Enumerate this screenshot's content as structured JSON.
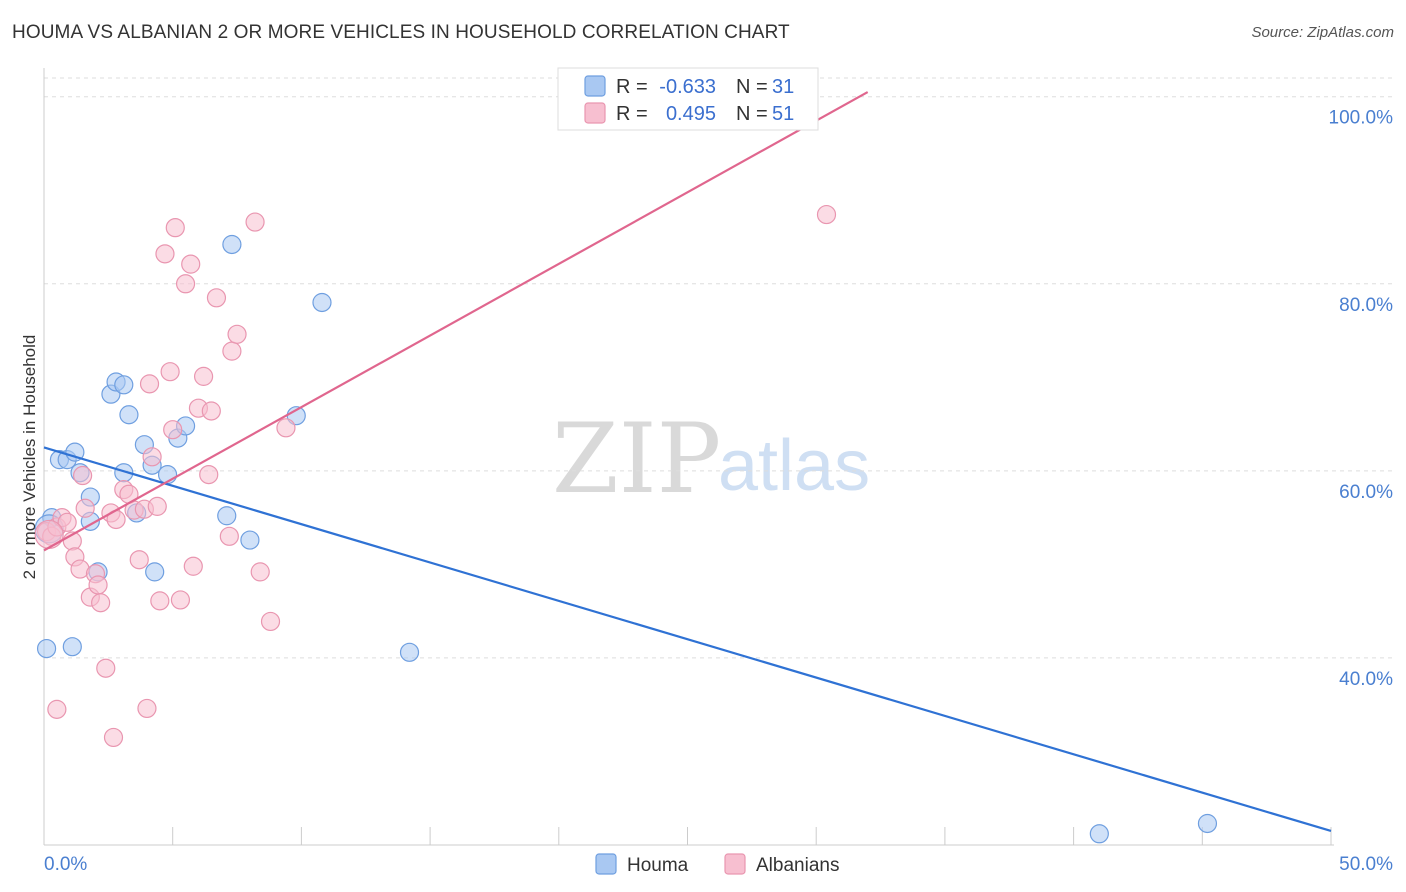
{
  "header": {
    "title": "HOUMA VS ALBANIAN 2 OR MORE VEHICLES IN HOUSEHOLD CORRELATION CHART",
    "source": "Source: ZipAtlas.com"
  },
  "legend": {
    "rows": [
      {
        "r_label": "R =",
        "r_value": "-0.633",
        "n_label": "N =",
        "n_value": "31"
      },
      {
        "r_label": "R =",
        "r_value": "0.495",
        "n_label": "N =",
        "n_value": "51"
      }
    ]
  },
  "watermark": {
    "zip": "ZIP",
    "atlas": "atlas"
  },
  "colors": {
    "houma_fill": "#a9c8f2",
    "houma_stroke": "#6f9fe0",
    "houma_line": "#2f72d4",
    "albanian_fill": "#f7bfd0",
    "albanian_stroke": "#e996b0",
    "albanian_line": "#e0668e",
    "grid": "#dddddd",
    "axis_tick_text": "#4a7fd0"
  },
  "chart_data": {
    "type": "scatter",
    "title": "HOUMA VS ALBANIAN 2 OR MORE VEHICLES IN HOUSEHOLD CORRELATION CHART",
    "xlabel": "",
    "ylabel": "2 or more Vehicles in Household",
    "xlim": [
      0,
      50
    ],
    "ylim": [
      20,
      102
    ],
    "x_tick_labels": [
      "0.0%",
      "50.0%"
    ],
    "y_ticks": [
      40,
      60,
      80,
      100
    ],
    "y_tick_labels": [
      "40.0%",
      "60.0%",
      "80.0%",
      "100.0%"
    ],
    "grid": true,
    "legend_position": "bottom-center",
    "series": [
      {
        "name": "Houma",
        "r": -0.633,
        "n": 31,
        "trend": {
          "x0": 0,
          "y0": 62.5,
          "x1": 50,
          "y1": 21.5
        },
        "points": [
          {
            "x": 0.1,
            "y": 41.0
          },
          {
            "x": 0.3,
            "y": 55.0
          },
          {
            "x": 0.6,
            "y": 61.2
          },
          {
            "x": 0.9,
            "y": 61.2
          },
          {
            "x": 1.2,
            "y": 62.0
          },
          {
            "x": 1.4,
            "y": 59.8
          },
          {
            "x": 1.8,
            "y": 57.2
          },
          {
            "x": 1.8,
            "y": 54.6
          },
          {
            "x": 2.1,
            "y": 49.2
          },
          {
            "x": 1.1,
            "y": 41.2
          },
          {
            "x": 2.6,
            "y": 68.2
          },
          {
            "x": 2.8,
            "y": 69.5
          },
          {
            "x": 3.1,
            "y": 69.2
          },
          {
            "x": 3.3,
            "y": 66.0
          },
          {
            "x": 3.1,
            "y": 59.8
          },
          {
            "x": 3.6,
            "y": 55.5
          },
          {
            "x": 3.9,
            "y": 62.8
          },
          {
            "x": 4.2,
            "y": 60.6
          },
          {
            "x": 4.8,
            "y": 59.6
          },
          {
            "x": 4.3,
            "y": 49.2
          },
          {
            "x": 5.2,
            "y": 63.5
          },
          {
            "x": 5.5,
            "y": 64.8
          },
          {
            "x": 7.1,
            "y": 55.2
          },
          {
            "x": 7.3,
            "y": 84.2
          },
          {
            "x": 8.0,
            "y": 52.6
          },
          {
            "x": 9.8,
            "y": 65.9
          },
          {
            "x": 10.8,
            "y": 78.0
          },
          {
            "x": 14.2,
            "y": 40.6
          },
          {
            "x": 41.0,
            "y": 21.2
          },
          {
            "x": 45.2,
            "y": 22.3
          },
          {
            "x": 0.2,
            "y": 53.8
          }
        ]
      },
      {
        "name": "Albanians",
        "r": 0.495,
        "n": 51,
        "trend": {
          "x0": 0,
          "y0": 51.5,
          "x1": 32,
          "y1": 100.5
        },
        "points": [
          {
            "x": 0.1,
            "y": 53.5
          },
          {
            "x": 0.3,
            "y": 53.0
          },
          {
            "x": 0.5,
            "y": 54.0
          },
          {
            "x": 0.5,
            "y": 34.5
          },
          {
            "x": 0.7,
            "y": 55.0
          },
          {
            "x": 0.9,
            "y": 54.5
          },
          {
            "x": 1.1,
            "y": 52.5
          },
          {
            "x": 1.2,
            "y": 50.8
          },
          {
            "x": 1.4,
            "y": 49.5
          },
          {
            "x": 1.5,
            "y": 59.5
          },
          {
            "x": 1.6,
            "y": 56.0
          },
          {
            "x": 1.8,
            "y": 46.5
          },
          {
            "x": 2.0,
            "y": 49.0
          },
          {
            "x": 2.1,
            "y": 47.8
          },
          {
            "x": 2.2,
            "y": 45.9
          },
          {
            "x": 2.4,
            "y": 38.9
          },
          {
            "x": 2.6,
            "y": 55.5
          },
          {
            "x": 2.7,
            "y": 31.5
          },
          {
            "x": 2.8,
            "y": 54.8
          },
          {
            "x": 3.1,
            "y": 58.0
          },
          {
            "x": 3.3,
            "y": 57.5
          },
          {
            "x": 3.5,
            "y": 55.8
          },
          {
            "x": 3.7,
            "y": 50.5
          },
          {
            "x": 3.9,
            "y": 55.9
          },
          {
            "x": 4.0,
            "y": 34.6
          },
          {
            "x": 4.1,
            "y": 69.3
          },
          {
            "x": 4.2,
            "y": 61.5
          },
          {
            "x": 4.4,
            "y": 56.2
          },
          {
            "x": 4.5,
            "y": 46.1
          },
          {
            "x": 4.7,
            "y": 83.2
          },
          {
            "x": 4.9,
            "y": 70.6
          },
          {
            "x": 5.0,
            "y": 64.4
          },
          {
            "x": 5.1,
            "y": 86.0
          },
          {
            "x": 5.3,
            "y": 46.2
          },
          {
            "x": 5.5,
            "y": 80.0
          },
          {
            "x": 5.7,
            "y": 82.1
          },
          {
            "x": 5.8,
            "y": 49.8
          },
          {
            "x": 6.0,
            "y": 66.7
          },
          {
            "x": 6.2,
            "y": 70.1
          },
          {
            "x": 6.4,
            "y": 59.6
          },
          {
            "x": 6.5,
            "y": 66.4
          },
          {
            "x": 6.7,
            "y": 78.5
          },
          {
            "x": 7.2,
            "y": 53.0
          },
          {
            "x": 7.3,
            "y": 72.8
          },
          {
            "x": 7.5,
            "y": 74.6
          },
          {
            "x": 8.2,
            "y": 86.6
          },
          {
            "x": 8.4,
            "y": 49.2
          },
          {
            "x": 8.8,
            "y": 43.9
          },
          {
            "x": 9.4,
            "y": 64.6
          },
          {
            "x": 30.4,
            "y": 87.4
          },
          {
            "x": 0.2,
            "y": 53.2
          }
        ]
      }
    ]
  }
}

### PROMPT
Quote the material exactly. Pictures stay out.

### RESPONSE TO THIS EXERCISE
Enumerate this screenshot's content as structured JSON.
{
  "header": {
    "title": "HOUMA VS ALBANIAN 2 OR MORE VEHICLES IN HOUSEHOLD CORRELATION CHART",
    "source": "Source: ZipAtlas.com"
  },
  "legend": {
    "rows": [
      {
        "r_label": "R =",
        "r_value": "-0.633",
        "n_label": "N =",
        "n_value": "31"
      },
      {
        "r_label": "R =",
        "r_value": "0.495",
        "n_label": "N =",
        "n_value": "51"
      }
    ]
  },
  "watermark": {
    "zip": "ZIP",
    "atlas": "atlas"
  },
  "colors": {
    "houma_fill": "#a9c8f2",
    "houma_stroke": "#6f9fe0",
    "houma_line": "#2f72d4",
    "albanian_fill": "#f7bfd0",
    "albanian_stroke": "#e996b0",
    "albanian_line": "#e0668e",
    "grid": "#dddddd",
    "axis_tick_text": "#4a7fd0"
  },
  "chart_data": {
    "type": "scatter",
    "title": "HOUMA VS ALBANIAN 2 OR MORE VEHICLES IN HOUSEHOLD CORRELATION CHART",
    "xlabel": "",
    "ylabel": "2 or more Vehicles in Household",
    "xlim": [
      0,
      50
    ],
    "ylim": [
      20,
      102
    ],
    "x_tick_labels": [
      "0.0%",
      "50.0%"
    ],
    "y_ticks": [
      40,
      60,
      80,
      100
    ],
    "y_tick_labels": [
      "40.0%",
      "60.0%",
      "80.0%",
      "100.0%"
    ],
    "grid": true,
    "legend_position": "bottom-center",
    "series": [
      {
        "name": "Houma",
        "r": -0.633,
        "n": 31,
        "trend": {
          "x0": 0,
          "y0": 62.5,
          "x1": 50,
          "y1": 21.5
        },
        "points": [
          {
            "x": 0.1,
            "y": 41.0
          },
          {
            "x": 0.3,
            "y": 55.0
          },
          {
            "x": 0.6,
            "y": 61.2
          },
          {
            "x": 0.9,
            "y": 61.2
          },
          {
            "x": 1.2,
            "y": 62.0
          },
          {
            "x": 1.4,
            "y": 59.8
          },
          {
            "x": 1.8,
            "y": 57.2
          },
          {
            "x": 1.8,
            "y": 54.6
          },
          {
            "x": 2.1,
            "y": 49.2
          },
          {
            "x": 1.1,
            "y": 41.2
          },
          {
            "x": 2.6,
            "y": 68.2
          },
          {
            "x": 2.8,
            "y": 69.5
          },
          {
            "x": 3.1,
            "y": 69.2
          },
          {
            "x": 3.3,
            "y": 66.0
          },
          {
            "x": 3.1,
            "y": 59.8
          },
          {
            "x": 3.6,
            "y": 55.5
          },
          {
            "x": 3.9,
            "y": 62.8
          },
          {
            "x": 4.2,
            "y": 60.6
          },
          {
            "x": 4.8,
            "y": 59.6
          },
          {
            "x": 4.3,
            "y": 49.2
          },
          {
            "x": 5.2,
            "y": 63.5
          },
          {
            "x": 5.5,
            "y": 64.8
          },
          {
            "x": 7.1,
            "y": 55.2
          },
          {
            "x": 7.3,
            "y": 84.2
          },
          {
            "x": 8.0,
            "y": 52.6
          },
          {
            "x": 9.8,
            "y": 65.9
          },
          {
            "x": 10.8,
            "y": 78.0
          },
          {
            "x": 14.2,
            "y": 40.6
          },
          {
            "x": 41.0,
            "y": 21.2
          },
          {
            "x": 45.2,
            "y": 22.3
          },
          {
            "x": 0.2,
            "y": 53.8
          }
        ]
      },
      {
        "name": "Albanians",
        "r": 0.495,
        "n": 51,
        "trend": {
          "x0": 0,
          "y0": 51.5,
          "x1": 32,
          "y1": 100.5
        },
        "points": [
          {
            "x": 0.1,
            "y": 53.5
          },
          {
            "x": 0.3,
            "y": 53.0
          },
          {
            "x": 0.5,
            "y": 54.0
          },
          {
            "x": 0.5,
            "y": 34.5
          },
          {
            "x": 0.7,
            "y": 55.0
          },
          {
            "x": 0.9,
            "y": 54.5
          },
          {
            "x": 1.1,
            "y": 52.5
          },
          {
            "x": 1.2,
            "y": 50.8
          },
          {
            "x": 1.4,
            "y": 49.5
          },
          {
            "x": 1.5,
            "y": 59.5
          },
          {
            "x": 1.6,
            "y": 56.0
          },
          {
            "x": 1.8,
            "y": 46.5
          },
          {
            "x": 2.0,
            "y": 49.0
          },
          {
            "x": 2.1,
            "y": 47.8
          },
          {
            "x": 2.2,
            "y": 45.9
          },
          {
            "x": 2.4,
            "y": 38.9
          },
          {
            "x": 2.6,
            "y": 55.5
          },
          {
            "x": 2.7,
            "y": 31.5
          },
          {
            "x": 2.8,
            "y": 54.8
          },
          {
            "x": 3.1,
            "y": 58.0
          },
          {
            "x": 3.3,
            "y": 57.5
          },
          {
            "x": 3.5,
            "y": 55.8
          },
          {
            "x": 3.7,
            "y": 50.5
          },
          {
            "x": 3.9,
            "y": 55.9
          },
          {
            "x": 4.0,
            "y": 34.6
          },
          {
            "x": 4.1,
            "y": 69.3
          },
          {
            "x": 4.2,
            "y": 61.5
          },
          {
            "x": 4.4,
            "y": 56.2
          },
          {
            "x": 4.5,
            "y": 46.1
          },
          {
            "x": 4.7,
            "y": 83.2
          },
          {
            "x": 4.9,
            "y": 70.6
          },
          {
            "x": 5.0,
            "y": 64.4
          },
          {
            "x": 5.1,
            "y": 86.0
          },
          {
            "x": 5.3,
            "y": 46.2
          },
          {
            "x": 5.5,
            "y": 80.0
          },
          {
            "x": 5.7,
            "y": 82.1
          },
          {
            "x": 5.8,
            "y": 49.8
          },
          {
            "x": 6.0,
            "y": 66.7
          },
          {
            "x": 6.2,
            "y": 70.1
          },
          {
            "x": 6.4,
            "y": 59.6
          },
          {
            "x": 6.5,
            "y": 66.4
          },
          {
            "x": 6.7,
            "y": 78.5
          },
          {
            "x": 7.2,
            "y": 53.0
          },
          {
            "x": 7.3,
            "y": 72.8
          },
          {
            "x": 7.5,
            "y": 74.6
          },
          {
            "x": 8.2,
            "y": 86.6
          },
          {
            "x": 8.4,
            "y": 49.2
          },
          {
            "x": 8.8,
            "y": 43.9
          },
          {
            "x": 9.4,
            "y": 64.6
          },
          {
            "x": 30.4,
            "y": 87.4
          },
          {
            "x": 0.2,
            "y": 53.2
          }
        ]
      }
    ]
  }
}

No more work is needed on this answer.